▶ [INPUT ROWS]:
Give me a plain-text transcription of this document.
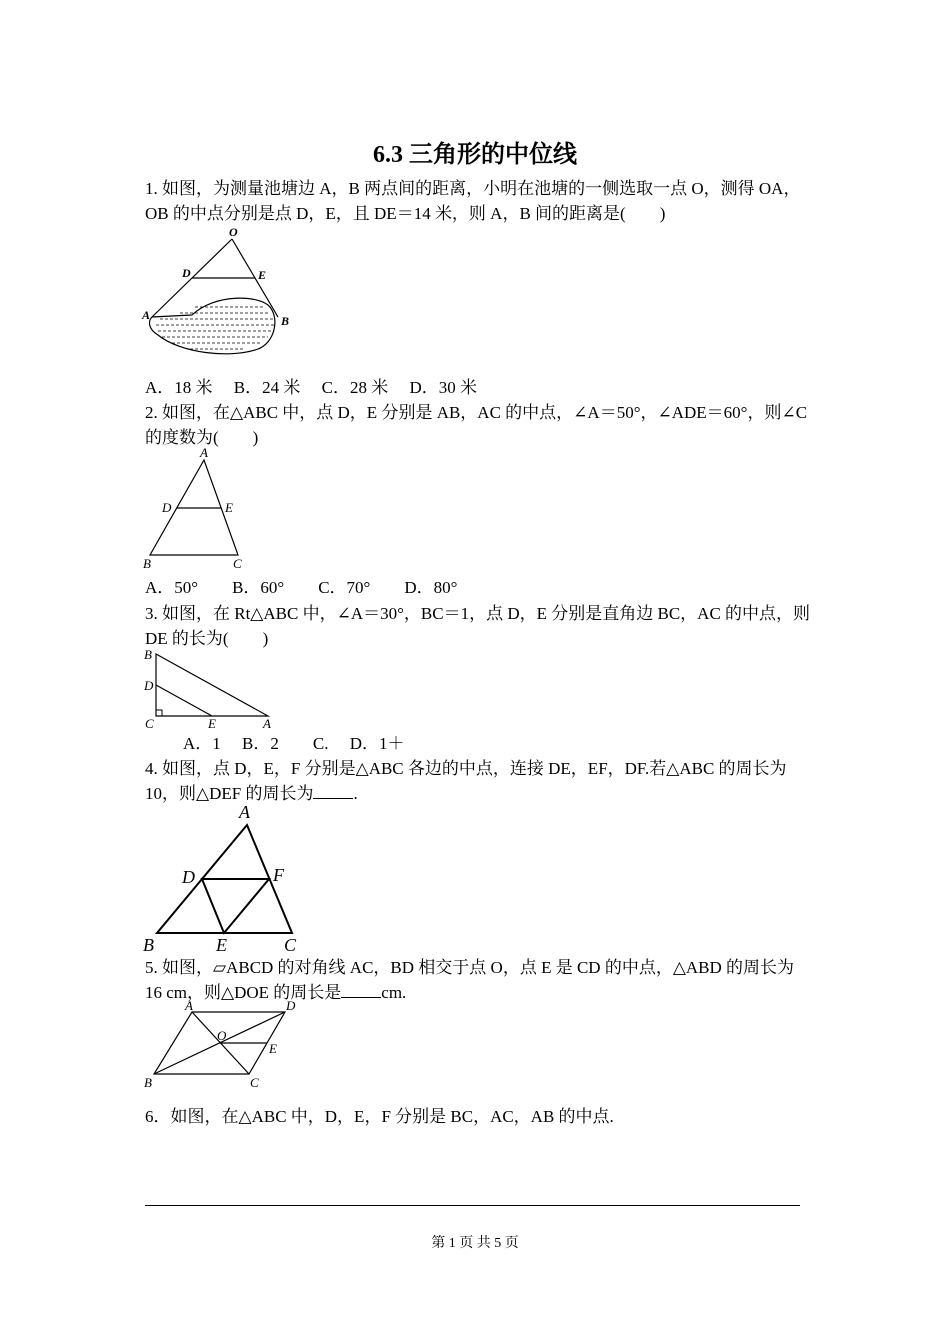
6.3 三角形的中位线
1. 如图，为测量池塘边 A，B 两点间的距离，小明在池塘的一侧选取一点 O，测得 OA，OB 的中点分别是点 D，E，且 DE＝14 米，则 A，B 间的距离是(　　)
O
D	E
A	B
A．18 米　 B．24 米　 C．28 米　 D．30 米
2. 如图，在△ABC 中，点 D，E 分别是 AB，AC 的中点，∠A＝50°，∠ADE＝60°，则∠C 的度数为(　　)
A
D	E
B	C
A．50°　　B．60°　　C．70°　　D．80°
3. 如图，在 Rt△ABC 中，∠A＝30°，BC＝1，点 D，E 分别是直角边 BC，AC 的中点，则 DE 的长为(　　)
B
D
C	E	A
A．1　 B．2　　C.　 D．1＋
4. 如图，点 D，E，F 分别是△ABC 各边的中点，连接 DE，EF，DF.若△ABC 的周长为 10，则△DEF 的周长为 .
A
D	F
B	E	C
5. 如图，▱ABCD 的对角线 AC，BD 相交于点 O，点 E 是 CD 的中点，△ABD 的周长为 16 cm，则△DOE 的周长是 cm.
A	D
O
E
B	C
6．如图，在△ABC 中，D，E，F 分别是 BC，AC，AB 的中点.
第 1 页 共 5 页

▶ [PROBLEM TO SOLVE]: Your answer should be a single number: the count of lines that contain "的周长为".

▶ [SOLUTION BELOW]: 2